== Given records ==
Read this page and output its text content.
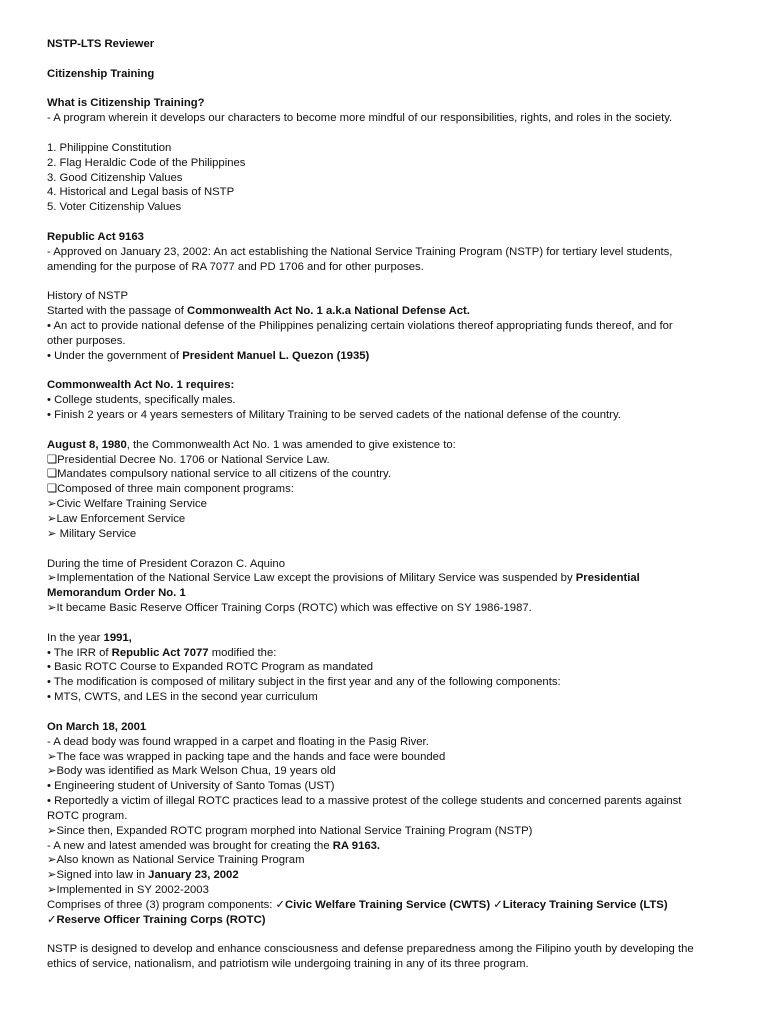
NSTP-LTS Reviewer
Citizenship Training
What is Citizenship Training?
- A program wherein it develops our characters to become more mindful of our responsibilities, rights, and roles in the society.
1. Philippine Constitution
2. Flag Heraldic Code of the Philippines
3. Good Citizenship Values
4. Historical and Legal basis of NSTP
5. Voter Citizenship Values
Republic Act 9163
- Approved on January 23, 2002: An act establishing the National Service Training Program (NSTP) for tertiary level students,
amending for the purpose of RA 7077 and PD 1706 and for other purposes.
History of NSTP
Started with the passage of Commonwealth Act No. 1 a.k.a National Defense Act.
• An act to provide national defense of the Philippines penalizing certain violations thereof appropriating funds thereof, and for
other purposes.
• Under the government of President Manuel L. Quezon (1935)
Commonwealth Act No. 1 requires:
• College students, specifically males.
• Finish 2 years or 4 years semesters of Military Training to be served cadets of the national defense of the country.
August 8, 1980, the Commonwealth Act No. 1 was amended to give existence to:
❑Presidential Decree No. 1706 or National Service Law.
❑Mandates compulsory national service to all citizens of the country.
❑Composed of three main component programs:
➢Civic Welfare Training Service
➢Law Enforcement Service
➢ Military Service
During the time of President Corazon C. Aquino
➢Implementation of the National Service Law except the provisions of Military Service was suspended by Presidential
Memorandum Order No. 1
➢It became Basic Reserve Officer Training Corps (ROTC) which was effective on SY 1986-1987.
In the year 1991,
• The IRR of Republic Act 7077 modified the:
• Basic ROTC Course to Expanded ROTC Program as mandated
• The modification is composed of military subject in the first year and any of the following components:
• MTS, CWTS, and LES in the second year curriculum
On March 18, 2001
- A dead body was found wrapped in a carpet and floating in the Pasig River.
➢The face was wrapped in packing tape and the hands and face were bounded
➢Body was identified as Mark Welson Chua, 19 years old
• Engineering student of University of Santo Tomas (UST)
• Reportedly a victim of illegal ROTC practices lead to a massive protest of the college students and concerned parents against
ROTC program.
➢Since then, Expanded ROTC program morphed into National Service Training Program (NSTP)
- A new and latest amended was brought for creating the RA 9163.
➢Also known as National Service Training Program
➢Signed into law in January 23, 2002
➢Implemented in SY 2002-2003
Comprises of three (3) program components: ✓Civic Welfare Training Service (CWTS) ✓Literacy Training Service (LTS)
✓Reserve Officer Training Corps (ROTC)
NSTP is designed to develop and enhance consciousness and defense preparedness among the Filipino youth by developing the
ethics of service, nationalism, and patriotism wile undergoing training in any of its three program.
===
> _Instructions for the task_:
Return the whole listing, word for word, and leave out every picture.

> _Completed task_:
Read this page and output its text content.
NSTP-LTS Reviewer
Citizenship Training
What is Citizenship Training?
- A program wherein it develops our characters to become more mindful of our responsibilities, rights, and roles in the society.
1. Philippine Constitution
2. Flag Heraldic Code of the Philippines
3. Good Citizenship Values
4. Historical and Legal basis of NSTP
5. Voter Citizenship Values
Republic Act 9163
- Approved on January 23, 2002: An act establishing the National Service Training Program (NSTP) for tertiary level students,
amending for the purpose of RA 7077 and PD 1706 and for other purposes.
History of NSTP
Started with the passage of Commonwealth Act No. 1 a.k.a National Defense Act.
• An act to provide national defense of the Philippines penalizing certain violations thereof appropriating funds thereof, and for
other purposes.
• Under the government of President Manuel L. Quezon (1935)
Commonwealth Act No. 1 requires:
• College students, specifically males.
• Finish 2 years or 4 years semesters of Military Training to be served cadets of the national defense of the country.
August 8, 1980, the Commonwealth Act No. 1 was amended to give existence to:
❑Presidential Decree No. 1706 or National Service Law.
❑Mandates compulsory national service to all citizens of the country.
❑Composed of three main component programs:
➢Civic Welfare Training Service
➢Law Enforcement Service
➢ Military Service
During the time of President Corazon C. Aquino
➢Implementation of the National Service Law except the provisions of Military Service was suspended by Presidential
Memorandum Order No. 1
➢It became Basic Reserve Officer Training Corps (ROTC) which was effective on SY 1986-1987.
In the year 1991,
• The IRR of Republic Act 7077 modified the:
• Basic ROTC Course to Expanded ROTC Program as mandated
• The modification is composed of military subject in the first year and any of the following components:
• MTS, CWTS, and LES in the second year curriculum
On March 18, 2001
- A dead body was found wrapped in a carpet and floating in the Pasig River.
➢The face was wrapped in packing tape and the hands and face were bounded
➢Body was identified as Mark Welson Chua, 19 years old
• Engineering student of University of Santo Tomas (UST)
• Reportedly a victim of illegal ROTC practices lead to a massive protest of the college students and concerned parents against
ROTC program.
➢Since then, Expanded ROTC program morphed into National Service Training Program (NSTP)
- A new and latest amended was brought for creating the RA 9163.
➢Also known as National Service Training Program
➢Signed into law in January 23, 2002
➢Implemented in SY 2002-2003
Comprises of three (3) program components: ✓Civic Welfare Training Service (CWTS) ✓Literacy Training Service (LTS)
✓Reserve Officer Training Corps (ROTC)
NSTP is designed to develop and enhance consciousness and defense preparedness among the Filipino youth by developing the
ethics of service, nationalism, and patriotism wile undergoing training in any of its three program.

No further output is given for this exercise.